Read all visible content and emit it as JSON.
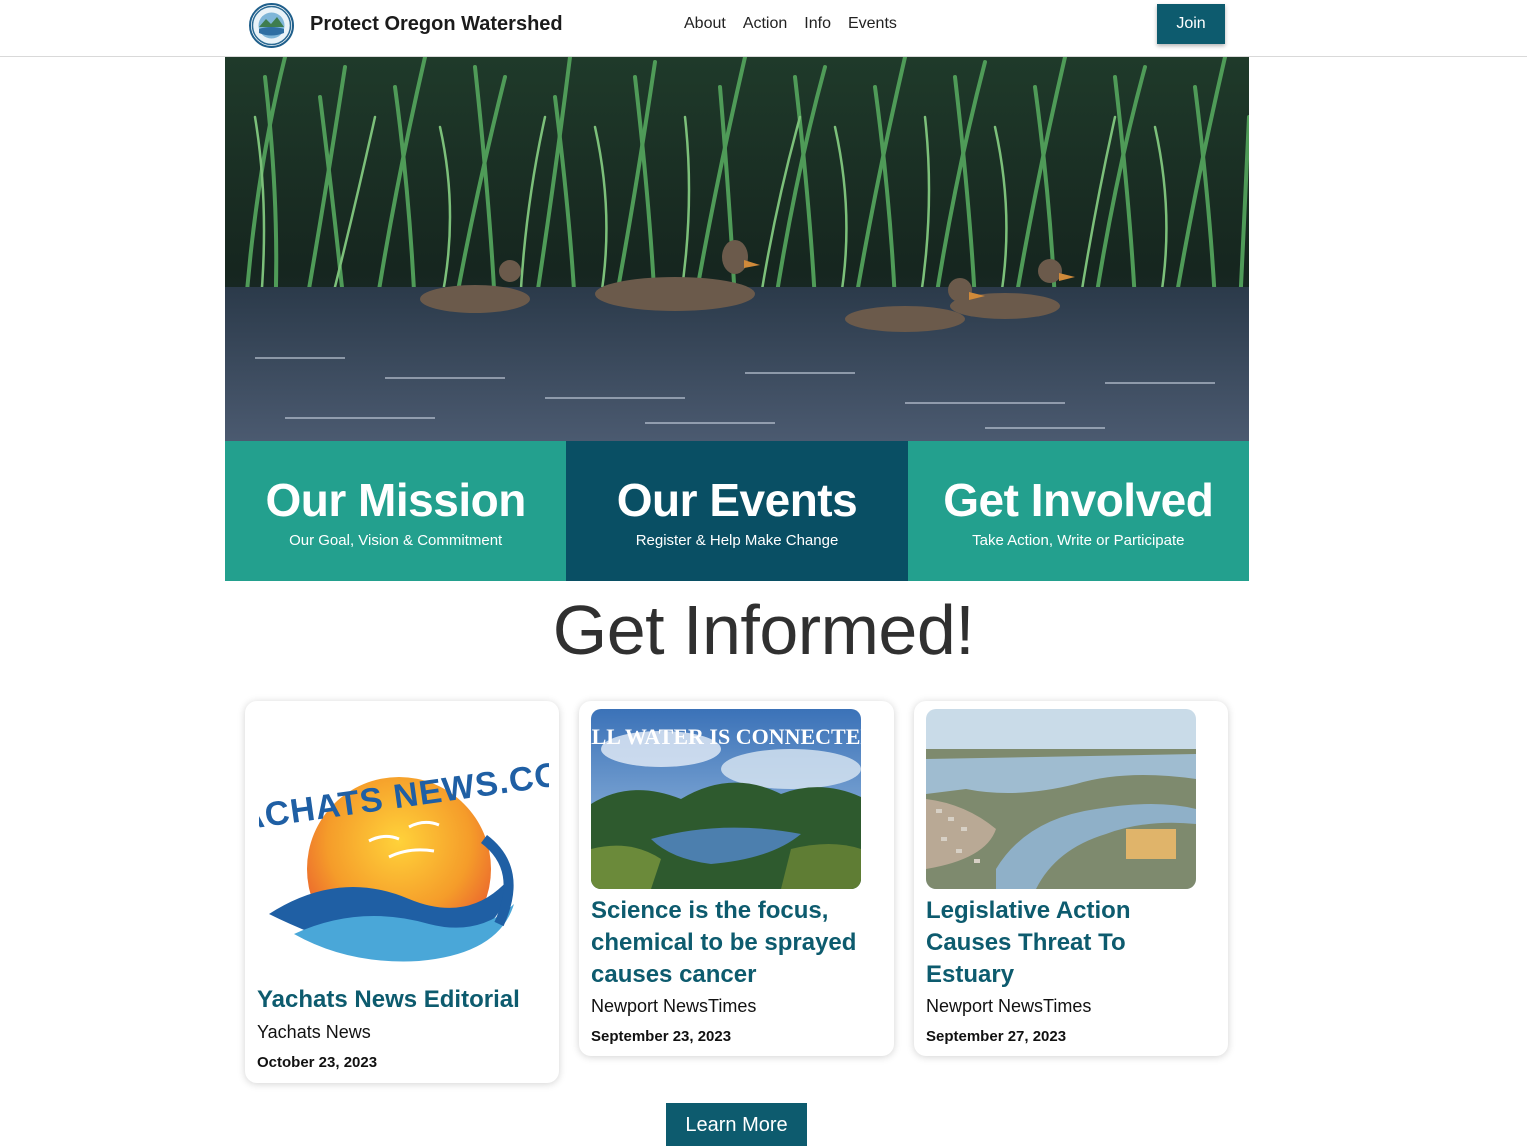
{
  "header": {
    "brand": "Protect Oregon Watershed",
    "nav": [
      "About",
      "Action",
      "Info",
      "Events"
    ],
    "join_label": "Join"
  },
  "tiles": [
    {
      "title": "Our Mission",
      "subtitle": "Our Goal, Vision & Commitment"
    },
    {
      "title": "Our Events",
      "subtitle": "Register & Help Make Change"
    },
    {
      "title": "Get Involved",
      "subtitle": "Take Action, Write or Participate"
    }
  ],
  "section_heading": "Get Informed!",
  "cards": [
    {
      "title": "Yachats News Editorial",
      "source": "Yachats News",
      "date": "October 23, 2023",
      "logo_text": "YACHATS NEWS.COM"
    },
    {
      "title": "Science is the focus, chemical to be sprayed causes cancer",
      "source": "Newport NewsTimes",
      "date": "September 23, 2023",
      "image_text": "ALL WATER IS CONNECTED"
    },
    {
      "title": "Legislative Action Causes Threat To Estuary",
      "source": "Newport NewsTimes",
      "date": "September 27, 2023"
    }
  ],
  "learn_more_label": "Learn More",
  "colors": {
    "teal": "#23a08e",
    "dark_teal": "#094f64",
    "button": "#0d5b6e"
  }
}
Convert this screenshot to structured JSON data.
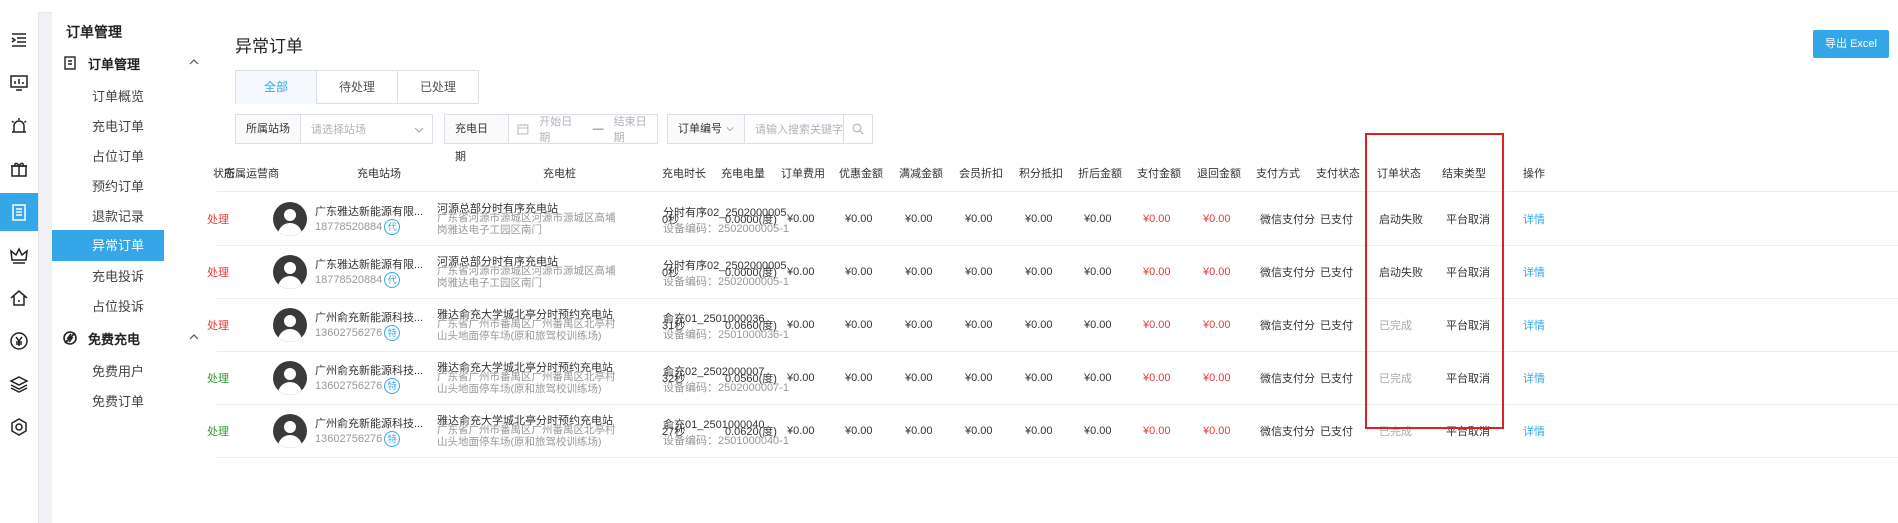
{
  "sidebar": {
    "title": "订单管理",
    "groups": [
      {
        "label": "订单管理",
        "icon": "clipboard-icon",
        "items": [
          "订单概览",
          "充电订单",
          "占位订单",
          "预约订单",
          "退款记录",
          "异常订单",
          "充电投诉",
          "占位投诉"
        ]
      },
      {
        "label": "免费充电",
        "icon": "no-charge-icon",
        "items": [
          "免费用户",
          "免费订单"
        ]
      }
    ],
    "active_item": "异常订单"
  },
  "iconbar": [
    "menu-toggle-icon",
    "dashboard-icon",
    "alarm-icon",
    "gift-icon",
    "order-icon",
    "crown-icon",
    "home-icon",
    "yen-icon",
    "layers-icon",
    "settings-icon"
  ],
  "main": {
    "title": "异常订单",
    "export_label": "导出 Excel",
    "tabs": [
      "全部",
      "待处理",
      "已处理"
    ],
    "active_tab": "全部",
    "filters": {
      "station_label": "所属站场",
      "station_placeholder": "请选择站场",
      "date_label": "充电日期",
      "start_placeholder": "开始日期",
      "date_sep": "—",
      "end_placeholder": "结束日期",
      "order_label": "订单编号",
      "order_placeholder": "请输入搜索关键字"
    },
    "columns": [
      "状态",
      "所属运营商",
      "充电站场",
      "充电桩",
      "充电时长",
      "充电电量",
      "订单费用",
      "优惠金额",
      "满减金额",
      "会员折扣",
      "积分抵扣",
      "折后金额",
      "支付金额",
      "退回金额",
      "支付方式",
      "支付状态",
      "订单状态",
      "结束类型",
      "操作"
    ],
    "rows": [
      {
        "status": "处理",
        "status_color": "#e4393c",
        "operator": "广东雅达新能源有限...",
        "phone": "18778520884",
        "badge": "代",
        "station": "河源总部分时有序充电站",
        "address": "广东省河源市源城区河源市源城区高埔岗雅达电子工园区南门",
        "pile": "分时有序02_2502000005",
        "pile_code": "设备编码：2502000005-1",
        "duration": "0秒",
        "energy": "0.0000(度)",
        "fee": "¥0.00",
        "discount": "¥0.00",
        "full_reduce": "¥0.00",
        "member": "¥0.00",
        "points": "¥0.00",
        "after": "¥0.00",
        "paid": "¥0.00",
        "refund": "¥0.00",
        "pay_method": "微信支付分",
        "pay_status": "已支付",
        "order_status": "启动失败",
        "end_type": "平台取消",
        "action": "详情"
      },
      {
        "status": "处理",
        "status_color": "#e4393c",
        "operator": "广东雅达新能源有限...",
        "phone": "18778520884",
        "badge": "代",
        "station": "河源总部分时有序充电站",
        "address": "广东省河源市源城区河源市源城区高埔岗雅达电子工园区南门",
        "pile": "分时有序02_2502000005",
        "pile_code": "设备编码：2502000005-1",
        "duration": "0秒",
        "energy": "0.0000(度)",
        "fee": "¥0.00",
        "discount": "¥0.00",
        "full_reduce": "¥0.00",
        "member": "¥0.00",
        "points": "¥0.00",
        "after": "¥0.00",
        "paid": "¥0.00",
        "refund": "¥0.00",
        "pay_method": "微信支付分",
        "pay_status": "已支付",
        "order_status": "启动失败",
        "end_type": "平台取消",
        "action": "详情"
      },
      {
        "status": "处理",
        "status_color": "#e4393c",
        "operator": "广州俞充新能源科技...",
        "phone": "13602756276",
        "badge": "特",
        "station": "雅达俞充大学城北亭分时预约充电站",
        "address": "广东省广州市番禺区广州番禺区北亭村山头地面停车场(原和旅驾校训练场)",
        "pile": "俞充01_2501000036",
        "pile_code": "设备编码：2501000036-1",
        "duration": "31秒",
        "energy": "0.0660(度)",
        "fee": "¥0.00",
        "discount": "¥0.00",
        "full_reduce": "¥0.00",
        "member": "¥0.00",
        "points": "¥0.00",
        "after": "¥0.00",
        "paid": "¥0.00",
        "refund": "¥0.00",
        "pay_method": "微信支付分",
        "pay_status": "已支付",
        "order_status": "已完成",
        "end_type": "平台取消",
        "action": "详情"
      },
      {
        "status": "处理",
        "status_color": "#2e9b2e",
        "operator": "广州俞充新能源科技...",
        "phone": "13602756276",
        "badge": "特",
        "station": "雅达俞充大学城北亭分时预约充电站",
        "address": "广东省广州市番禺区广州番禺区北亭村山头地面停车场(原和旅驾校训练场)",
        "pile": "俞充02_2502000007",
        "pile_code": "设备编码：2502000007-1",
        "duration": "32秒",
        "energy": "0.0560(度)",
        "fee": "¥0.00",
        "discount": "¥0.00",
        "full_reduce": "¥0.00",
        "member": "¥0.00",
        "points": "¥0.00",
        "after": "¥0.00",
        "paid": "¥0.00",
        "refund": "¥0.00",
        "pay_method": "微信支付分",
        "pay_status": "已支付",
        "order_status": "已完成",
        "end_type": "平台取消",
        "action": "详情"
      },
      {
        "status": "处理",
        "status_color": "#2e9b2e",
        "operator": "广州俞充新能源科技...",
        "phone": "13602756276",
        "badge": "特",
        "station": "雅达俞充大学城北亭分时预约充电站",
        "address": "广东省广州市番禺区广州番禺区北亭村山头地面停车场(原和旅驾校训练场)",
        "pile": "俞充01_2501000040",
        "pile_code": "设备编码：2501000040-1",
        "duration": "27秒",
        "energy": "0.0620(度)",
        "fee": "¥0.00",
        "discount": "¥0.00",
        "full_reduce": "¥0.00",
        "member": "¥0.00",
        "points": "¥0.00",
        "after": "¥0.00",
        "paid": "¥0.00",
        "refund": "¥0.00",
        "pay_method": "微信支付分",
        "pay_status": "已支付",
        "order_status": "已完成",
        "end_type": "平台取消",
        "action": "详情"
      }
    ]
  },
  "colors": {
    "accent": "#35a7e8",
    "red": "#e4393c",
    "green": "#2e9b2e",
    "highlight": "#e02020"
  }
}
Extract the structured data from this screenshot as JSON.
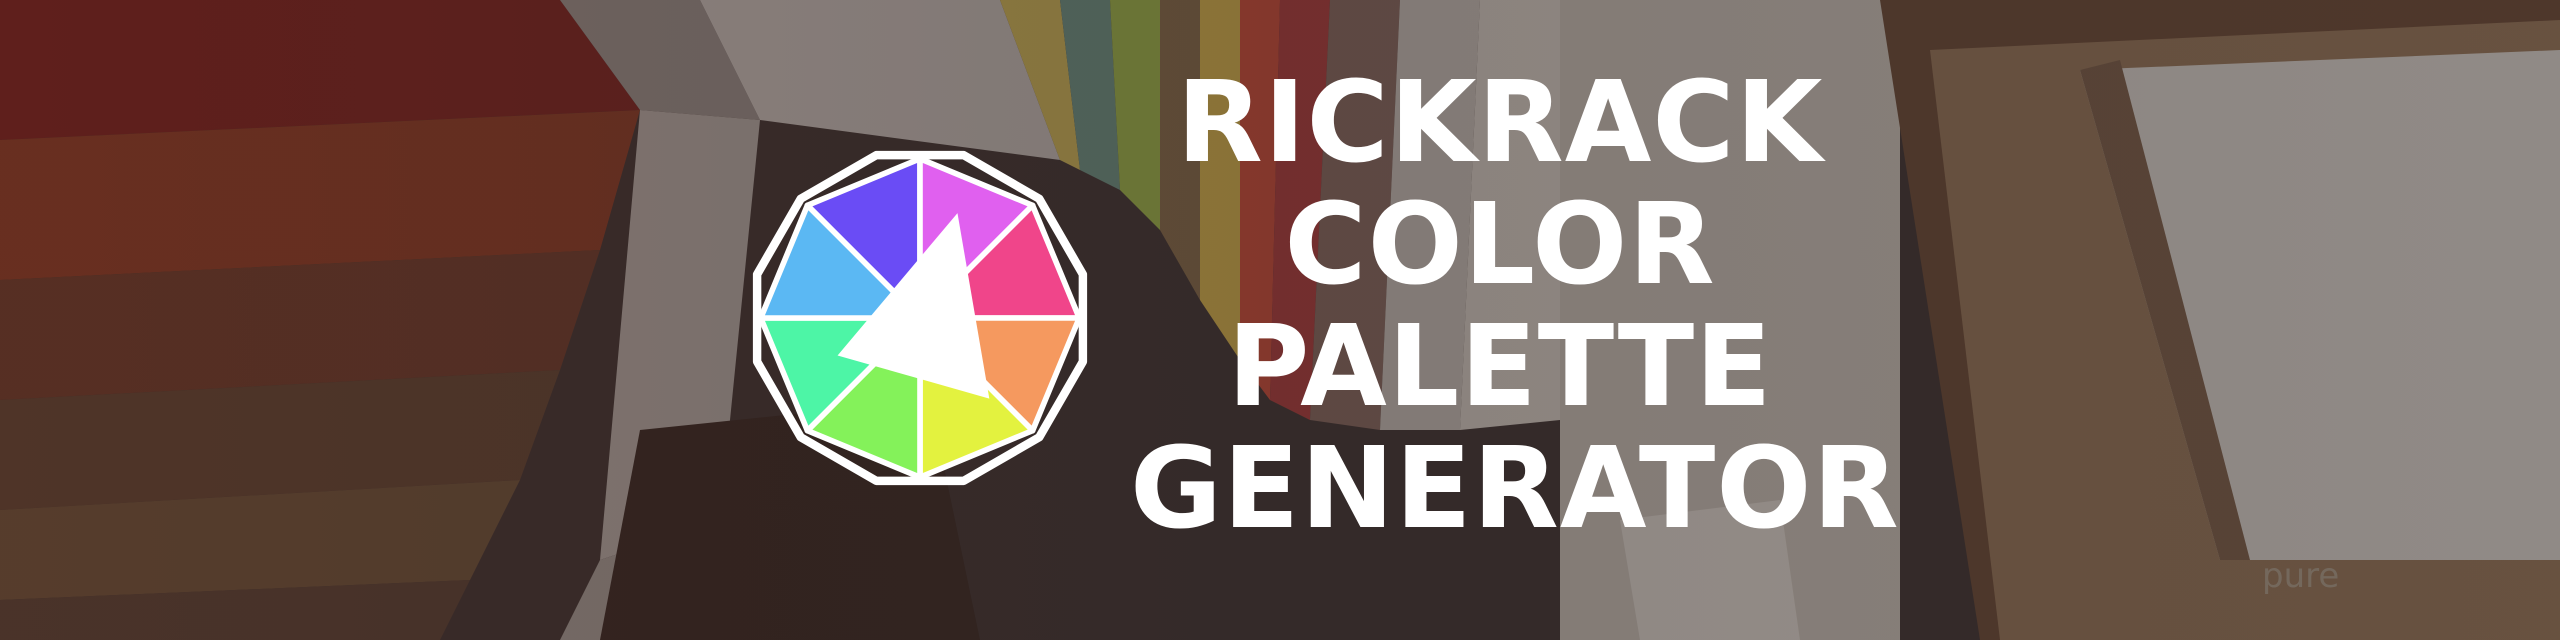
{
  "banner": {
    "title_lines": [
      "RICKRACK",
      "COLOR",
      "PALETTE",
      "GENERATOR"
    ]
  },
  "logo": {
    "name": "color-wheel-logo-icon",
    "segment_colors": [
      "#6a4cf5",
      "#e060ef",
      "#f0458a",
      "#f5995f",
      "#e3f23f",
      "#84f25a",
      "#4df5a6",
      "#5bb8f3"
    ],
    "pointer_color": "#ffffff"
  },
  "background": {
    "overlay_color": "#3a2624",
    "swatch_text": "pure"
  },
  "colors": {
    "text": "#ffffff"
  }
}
::::
#### Task statement
Copy all lines from the material that hold "duration".

#### Reply
        "duration": "0秒",
        "duration": "0秒",
        "duration": "31秒",
        "duration": "32秒",
        "duration": "27秒",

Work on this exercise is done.